DISEASES OF CHILDREN.

WEDNESDAY, May 4, 1881.

THE Section on Diseases of Children was called to order by the Chairman, Dr. A. JACOBI, of New York. Secretary, Dr. T. M. ROTCH, of Massachusetts.

Dr. H. P. BOWDITCH, of Massachusetts, presented a paper entitled The Relations between Growth and Disease.

Dr. J. S. BILLINGS, U. S. A., spoke of the value of Dr. Bowditch's paper, and presented to the Section the statistical cards intended for circulation by the National Board of Health.

Dr. WM. LEE, of Maryland, remarked that he had paid especial attention to this subject, and that he had noticed that a female child could lose more in proportion to its weight, without detriment to its health, than the male child of the same age. He also said that if the loss of weight preceding the eruptive disease was excessive, the case was so much the more grave in its prognosis, and that this loss of weight preceded the eruption. by from four to five days.

Dr. S. C. BUSEY, of District of Columbia, read a paper entitled The Relation of Meteorological Conditions to the Diarrhoeal Diseases of Children.

Dr. JAMES C. WHITE, of Massachusetts, presented a paper entitled Some of the Causes of Infantile Eczema, and the Importance of Mechanical Restraint in its Treatment.

Dr. L. DUNCAN BULKLEY, of New York, regretted criticizing the paper as he felt obliged to do, in the absence of his friend Dr. White, but the views presented differed so radically from those which he had formed from experience that he could not help so doing, because he felt that the subject demanded it. For those who did not know of his acquaintance with the dis

ease, he would state that he had recently made analyses of 2500 personal cases of eczema, and of these nearly 700 had occurred at an age which classed them as infantile eczema; he therefore believed that he could speak with authority on the subject. Dr. White had, it is true, treated of only one feature in the management of the disease, namely, physical restraint, but he believed criticism to be called for because of the principles which underlie, or which call for this element of treatment; the premises being wrong, what follows must of necessity be wrong.

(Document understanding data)

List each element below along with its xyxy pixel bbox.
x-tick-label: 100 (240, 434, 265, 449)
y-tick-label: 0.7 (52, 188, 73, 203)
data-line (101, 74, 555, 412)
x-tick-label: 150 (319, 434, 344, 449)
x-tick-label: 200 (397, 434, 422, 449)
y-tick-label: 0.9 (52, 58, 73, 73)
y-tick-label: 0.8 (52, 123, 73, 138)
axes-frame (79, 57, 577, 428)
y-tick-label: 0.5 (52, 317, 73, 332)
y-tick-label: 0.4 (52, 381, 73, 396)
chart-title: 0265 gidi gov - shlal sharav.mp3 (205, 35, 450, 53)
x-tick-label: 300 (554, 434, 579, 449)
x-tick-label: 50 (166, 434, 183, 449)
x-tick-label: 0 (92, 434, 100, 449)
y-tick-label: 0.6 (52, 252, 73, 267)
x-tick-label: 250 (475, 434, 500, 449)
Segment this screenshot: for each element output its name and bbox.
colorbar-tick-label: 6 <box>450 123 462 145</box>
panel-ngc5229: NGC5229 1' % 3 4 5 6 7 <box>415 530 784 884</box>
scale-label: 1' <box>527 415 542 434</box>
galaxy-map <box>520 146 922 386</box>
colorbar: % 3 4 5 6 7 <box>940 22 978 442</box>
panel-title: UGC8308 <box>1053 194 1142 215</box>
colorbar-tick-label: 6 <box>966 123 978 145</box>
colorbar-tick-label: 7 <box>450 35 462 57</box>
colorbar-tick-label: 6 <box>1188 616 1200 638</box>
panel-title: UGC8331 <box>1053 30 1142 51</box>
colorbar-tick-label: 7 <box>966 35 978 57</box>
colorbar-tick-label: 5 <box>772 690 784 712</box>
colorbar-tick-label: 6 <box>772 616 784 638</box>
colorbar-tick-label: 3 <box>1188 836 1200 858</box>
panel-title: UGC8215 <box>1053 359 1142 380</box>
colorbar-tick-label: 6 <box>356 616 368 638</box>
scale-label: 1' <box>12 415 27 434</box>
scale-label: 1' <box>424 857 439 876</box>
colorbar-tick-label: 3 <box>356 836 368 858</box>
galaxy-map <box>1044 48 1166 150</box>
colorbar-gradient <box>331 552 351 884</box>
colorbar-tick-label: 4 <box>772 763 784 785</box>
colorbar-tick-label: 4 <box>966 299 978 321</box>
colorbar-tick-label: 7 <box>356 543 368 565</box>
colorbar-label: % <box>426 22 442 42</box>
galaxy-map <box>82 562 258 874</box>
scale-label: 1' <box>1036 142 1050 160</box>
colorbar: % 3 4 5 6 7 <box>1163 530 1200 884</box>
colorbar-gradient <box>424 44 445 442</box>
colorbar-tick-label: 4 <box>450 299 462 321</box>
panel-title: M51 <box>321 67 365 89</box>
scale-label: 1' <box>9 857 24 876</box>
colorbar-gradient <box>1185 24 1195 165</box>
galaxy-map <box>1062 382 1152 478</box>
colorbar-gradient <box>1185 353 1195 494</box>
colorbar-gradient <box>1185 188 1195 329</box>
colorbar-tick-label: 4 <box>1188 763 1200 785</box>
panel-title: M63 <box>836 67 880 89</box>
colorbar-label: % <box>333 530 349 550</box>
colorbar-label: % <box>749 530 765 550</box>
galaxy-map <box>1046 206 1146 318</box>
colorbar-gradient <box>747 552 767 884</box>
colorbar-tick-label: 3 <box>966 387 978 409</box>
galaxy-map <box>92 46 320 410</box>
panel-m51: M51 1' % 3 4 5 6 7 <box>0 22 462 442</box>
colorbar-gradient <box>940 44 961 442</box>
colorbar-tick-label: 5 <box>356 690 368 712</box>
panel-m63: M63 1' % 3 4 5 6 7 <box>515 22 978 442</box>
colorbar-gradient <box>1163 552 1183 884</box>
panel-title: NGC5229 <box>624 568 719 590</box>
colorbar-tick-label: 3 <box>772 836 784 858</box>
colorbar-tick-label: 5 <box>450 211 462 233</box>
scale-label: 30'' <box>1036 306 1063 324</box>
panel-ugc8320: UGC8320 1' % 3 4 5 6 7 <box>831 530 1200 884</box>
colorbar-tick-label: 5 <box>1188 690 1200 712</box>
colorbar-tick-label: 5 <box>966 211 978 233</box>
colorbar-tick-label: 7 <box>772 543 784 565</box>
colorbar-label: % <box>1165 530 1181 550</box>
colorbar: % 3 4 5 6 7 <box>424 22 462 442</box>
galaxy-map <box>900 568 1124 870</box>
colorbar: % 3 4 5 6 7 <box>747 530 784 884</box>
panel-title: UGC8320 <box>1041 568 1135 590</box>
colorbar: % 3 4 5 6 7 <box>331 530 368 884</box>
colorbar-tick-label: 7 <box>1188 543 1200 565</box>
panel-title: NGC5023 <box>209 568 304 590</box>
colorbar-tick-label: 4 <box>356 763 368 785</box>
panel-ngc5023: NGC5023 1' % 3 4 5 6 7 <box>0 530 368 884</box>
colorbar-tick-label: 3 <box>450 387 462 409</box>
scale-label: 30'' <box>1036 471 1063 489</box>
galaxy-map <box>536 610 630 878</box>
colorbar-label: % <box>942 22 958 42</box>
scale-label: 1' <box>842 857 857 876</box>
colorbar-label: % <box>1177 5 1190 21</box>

*Exercise set*.
A) Answer these questions from the proceedings on diseases of children:
(i) Who chaired the Section?
(ii) What was the title of Dr. S. C. Busey's paper?
(iii) How many personal cases of eczema had Dr. L. Duncan Bulkley analyzed?
B) In the proceedings on diseases of children, rewrite the paragraph that begins "Dr. WM. LEE, of Maryland" as a short list, keeping its main facts.
C) Say whether each statement agrees with the proceedings on diseases of children. Answer yes or no, and quote the words that decide it.
(i) Dr. J. S. Billings presented statistical cards meant for circulation by the National Board of Health.
(ii) Dr. White was present when Dr. Bulkley criticized his paper.
(iii) Dr. H. P. Bowditch's paper was titled The Relations between Growth and Disease.

*Answers to the problems*.
A)
(i) Dr. A. Jacobi, of New York.
(ii) The Relation of Meteorological Conditions to the Diarrhoeal Diseases of Children.
(iii) 2500.

B)
- Dr. Wm. Lee, of Maryland, had paid special attention to the subject.
- A female child could lose proportionally more weight than a male child of the same age without harm to its health.
- Excessive weight loss before an eruptive disease made the prognosis more grave.
- The weight loss came four to five days before the eruption.

C)
(i) Yes: "presented to the Section the statistical cards intended for circulation by the National Board of Health"
(ii) No: "in the absence of his friend Dr. White"
(iii) Yes: "presented a paper entitled The Relations between Growth and Disease"